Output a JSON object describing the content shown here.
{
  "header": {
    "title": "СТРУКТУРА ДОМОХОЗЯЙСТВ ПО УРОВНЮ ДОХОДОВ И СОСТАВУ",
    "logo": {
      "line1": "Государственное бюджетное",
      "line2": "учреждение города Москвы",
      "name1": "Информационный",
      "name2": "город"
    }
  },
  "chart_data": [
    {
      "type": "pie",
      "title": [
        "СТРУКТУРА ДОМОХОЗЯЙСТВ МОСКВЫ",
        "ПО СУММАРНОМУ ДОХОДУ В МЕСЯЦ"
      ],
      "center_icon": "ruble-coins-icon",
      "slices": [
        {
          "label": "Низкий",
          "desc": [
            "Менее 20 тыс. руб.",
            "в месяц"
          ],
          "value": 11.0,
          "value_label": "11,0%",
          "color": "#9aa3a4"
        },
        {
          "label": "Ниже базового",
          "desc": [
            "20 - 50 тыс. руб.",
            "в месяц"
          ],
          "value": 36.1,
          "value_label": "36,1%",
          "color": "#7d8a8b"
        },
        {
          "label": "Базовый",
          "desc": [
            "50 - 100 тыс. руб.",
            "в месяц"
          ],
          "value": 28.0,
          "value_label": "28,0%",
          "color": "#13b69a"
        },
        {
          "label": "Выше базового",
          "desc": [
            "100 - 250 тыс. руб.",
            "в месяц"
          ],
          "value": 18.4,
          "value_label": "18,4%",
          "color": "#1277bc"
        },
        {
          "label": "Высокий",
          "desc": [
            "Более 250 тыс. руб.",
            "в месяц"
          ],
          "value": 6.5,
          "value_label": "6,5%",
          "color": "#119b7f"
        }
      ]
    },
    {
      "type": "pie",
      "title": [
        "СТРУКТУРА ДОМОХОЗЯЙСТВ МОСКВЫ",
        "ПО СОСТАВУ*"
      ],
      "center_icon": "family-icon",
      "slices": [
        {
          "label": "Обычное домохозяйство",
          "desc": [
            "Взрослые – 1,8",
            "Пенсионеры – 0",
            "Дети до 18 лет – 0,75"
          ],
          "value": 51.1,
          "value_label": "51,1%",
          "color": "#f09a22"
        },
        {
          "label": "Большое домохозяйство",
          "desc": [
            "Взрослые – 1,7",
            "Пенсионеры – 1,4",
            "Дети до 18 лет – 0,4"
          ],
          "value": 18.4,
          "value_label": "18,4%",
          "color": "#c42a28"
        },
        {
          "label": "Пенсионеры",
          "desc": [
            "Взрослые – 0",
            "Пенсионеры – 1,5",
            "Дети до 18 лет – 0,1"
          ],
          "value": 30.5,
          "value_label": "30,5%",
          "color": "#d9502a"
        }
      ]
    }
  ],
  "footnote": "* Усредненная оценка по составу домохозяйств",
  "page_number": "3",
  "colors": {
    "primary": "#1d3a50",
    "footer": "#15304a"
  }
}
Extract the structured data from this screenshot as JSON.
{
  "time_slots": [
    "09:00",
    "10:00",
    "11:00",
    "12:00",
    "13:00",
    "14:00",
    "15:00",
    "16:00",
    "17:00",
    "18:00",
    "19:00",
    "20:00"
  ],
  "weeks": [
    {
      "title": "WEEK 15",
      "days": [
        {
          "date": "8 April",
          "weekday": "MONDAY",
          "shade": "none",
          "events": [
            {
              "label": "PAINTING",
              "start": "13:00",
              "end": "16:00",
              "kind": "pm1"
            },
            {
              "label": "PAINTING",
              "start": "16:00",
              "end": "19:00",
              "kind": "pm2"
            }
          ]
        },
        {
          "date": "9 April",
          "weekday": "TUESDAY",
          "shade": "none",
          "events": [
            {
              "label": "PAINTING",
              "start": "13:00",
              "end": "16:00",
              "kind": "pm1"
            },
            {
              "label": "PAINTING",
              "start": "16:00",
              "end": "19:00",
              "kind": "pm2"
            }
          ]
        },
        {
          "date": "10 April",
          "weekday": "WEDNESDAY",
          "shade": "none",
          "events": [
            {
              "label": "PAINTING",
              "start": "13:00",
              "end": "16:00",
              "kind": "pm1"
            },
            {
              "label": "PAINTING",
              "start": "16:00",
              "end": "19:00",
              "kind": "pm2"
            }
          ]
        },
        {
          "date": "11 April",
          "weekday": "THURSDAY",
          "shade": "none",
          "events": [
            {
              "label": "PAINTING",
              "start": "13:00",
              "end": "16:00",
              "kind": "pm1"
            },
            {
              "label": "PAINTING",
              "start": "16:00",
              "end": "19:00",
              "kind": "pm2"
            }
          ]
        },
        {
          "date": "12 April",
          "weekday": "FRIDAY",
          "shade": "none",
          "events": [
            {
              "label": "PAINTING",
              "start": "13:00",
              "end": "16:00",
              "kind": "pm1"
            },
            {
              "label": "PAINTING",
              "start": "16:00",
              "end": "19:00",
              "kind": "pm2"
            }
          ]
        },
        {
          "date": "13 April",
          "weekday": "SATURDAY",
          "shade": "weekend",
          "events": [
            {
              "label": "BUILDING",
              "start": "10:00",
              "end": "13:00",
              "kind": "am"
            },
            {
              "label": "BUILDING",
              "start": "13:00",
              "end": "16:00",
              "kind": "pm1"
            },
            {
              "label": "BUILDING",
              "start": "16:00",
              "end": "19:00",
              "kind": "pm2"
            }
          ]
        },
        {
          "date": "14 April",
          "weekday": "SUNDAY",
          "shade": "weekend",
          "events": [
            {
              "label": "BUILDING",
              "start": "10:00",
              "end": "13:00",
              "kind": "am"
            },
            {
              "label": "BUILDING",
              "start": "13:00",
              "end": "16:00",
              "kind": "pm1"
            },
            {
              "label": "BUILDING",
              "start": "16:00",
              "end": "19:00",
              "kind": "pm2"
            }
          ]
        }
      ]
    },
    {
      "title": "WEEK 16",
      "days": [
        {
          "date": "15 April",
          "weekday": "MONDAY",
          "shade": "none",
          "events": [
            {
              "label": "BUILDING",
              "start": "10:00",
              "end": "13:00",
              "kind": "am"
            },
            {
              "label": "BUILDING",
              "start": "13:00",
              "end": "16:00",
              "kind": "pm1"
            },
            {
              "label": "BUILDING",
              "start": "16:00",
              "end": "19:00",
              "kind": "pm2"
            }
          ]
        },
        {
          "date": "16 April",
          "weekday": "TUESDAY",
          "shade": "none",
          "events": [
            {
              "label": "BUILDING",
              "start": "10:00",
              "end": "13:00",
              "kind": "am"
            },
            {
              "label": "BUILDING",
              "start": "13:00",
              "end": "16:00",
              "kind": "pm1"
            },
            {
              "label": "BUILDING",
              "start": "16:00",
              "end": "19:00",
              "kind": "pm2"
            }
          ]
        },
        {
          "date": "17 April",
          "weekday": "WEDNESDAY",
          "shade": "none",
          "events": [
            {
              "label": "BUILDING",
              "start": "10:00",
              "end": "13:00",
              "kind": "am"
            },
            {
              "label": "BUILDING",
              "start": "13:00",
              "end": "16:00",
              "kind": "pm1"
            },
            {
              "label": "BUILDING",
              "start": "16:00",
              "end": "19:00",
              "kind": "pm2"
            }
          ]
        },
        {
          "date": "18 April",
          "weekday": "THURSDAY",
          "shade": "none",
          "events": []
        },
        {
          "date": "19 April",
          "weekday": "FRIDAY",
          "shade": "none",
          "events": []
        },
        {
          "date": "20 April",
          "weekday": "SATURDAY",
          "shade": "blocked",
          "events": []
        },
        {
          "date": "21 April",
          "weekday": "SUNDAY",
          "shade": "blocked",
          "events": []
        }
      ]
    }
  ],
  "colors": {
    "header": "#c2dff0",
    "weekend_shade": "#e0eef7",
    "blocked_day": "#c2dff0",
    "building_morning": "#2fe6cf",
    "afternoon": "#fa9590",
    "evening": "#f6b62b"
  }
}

TASK TO COMPLETE → Write out every line of the preceding listing that contains "Пенсионеры".

SOLUTION TO THIS EXERCISE →
            "Пенсионеры – 0",
            "Пенсионеры – 1,4",
          "label": "Пенсионеры",
            "Пенсионеры – 1,5",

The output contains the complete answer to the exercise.